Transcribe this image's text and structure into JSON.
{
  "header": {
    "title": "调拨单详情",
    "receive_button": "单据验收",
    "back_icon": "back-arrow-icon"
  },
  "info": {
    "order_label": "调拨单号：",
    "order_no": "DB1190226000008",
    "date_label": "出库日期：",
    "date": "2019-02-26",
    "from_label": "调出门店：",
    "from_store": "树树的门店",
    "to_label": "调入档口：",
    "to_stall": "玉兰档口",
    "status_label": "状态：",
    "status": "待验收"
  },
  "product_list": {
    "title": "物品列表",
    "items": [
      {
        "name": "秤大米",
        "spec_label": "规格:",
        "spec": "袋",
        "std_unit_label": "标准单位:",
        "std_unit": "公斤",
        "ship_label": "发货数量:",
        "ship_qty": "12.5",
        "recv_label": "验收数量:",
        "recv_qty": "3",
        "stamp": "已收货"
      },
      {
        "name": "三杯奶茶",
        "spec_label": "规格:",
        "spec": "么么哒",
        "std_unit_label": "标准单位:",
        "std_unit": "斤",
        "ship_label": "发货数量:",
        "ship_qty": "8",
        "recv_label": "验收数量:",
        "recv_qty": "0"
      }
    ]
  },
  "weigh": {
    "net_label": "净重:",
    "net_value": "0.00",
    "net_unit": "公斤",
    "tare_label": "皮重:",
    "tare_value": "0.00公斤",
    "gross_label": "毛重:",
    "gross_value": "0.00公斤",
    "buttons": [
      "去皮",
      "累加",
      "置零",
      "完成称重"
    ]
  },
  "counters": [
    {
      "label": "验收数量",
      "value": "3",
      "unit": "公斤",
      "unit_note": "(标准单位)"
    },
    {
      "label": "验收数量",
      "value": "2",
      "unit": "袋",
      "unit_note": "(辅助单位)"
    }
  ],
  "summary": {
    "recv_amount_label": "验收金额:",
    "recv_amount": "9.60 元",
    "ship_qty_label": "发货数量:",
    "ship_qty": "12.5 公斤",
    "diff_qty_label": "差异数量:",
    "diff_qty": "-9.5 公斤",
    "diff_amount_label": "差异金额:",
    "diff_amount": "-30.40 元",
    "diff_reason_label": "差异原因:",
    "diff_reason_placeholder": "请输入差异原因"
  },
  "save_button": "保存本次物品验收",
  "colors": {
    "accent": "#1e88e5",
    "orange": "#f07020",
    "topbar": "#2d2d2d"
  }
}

## TASK STATEMENT
Give an exact copy of all the data shown above.

## SOLUTION
Transcribe this image's text and structure into JSON.
{
  "header": {
    "title": "调拨单详情",
    "receive_button": "单据验收",
    "back_icon": "back-arrow-icon"
  },
  "info": {
    "order_label": "调拨单号：",
    "order_no": "DB1190226000008",
    "date_label": "出库日期：",
    "date": "2019-02-26",
    "from_label": "调出门店：",
    "from_store": "树树的门店",
    "to_label": "调入档口：",
    "to_stall": "玉兰档口",
    "status_label": "状态：",
    "status": "待验收"
  },
  "product_list": {
    "title": "物品列表",
    "items": [
      {
        "name": "秤大米",
        "spec_label": "规格:",
        "spec": "袋",
        "std_unit_label": "标准单位:",
        "std_unit": "公斤",
        "ship_label": "发货数量:",
        "ship_qty": "12.5",
        "recv_label": "验收数量:",
        "recv_qty": "3",
        "stamp": "已收货"
      },
      {
        "name": "三杯奶茶",
        "spec_label": "规格:",
        "spec": "么么哒",
        "std_unit_label": "标准单位:",
        "std_unit": "斤",
        "ship_label": "发货数量:",
        "ship_qty": "8",
        "recv_label": "验收数量:",
        "recv_qty": "0"
      }
    ]
  },
  "weigh": {
    "net_label": "净重:",
    "net_value": "0.00",
    "net_unit": "公斤",
    "tare_label": "皮重:",
    "tare_value": "0.00公斤",
    "gross_label": "毛重:",
    "gross_value": "0.00公斤",
    "buttons": [
      "去皮",
      "累加",
      "置零",
      "完成称重"
    ]
  },
  "counters": [
    {
      "label": "验收数量",
      "value": "3",
      "unit": "公斤",
      "unit_note": "(标准单位)"
    },
    {
      "label": "验收数量",
      "value": "2",
      "unit": "袋",
      "unit_note": "(辅助单位)"
    }
  ],
  "summary": {
    "recv_amount_label": "验收金额:",
    "recv_amount": "9.60 元",
    "ship_qty_label": "发货数量:",
    "ship_qty": "12.5 公斤",
    "diff_qty_label": "差异数量:",
    "diff_qty": "-9.5 公斤",
    "diff_amount_label": "差异金额:",
    "diff_amount": "-30.40 元",
    "diff_reason_label": "差异原因:",
    "diff_reason_placeholder": "请输入差异原因"
  },
  "save_button": "保存本次物品验收",
  "colors": {
    "accent": "#1e88e5",
    "orange": "#f07020",
    "topbar": "#2d2d2d"
  }
}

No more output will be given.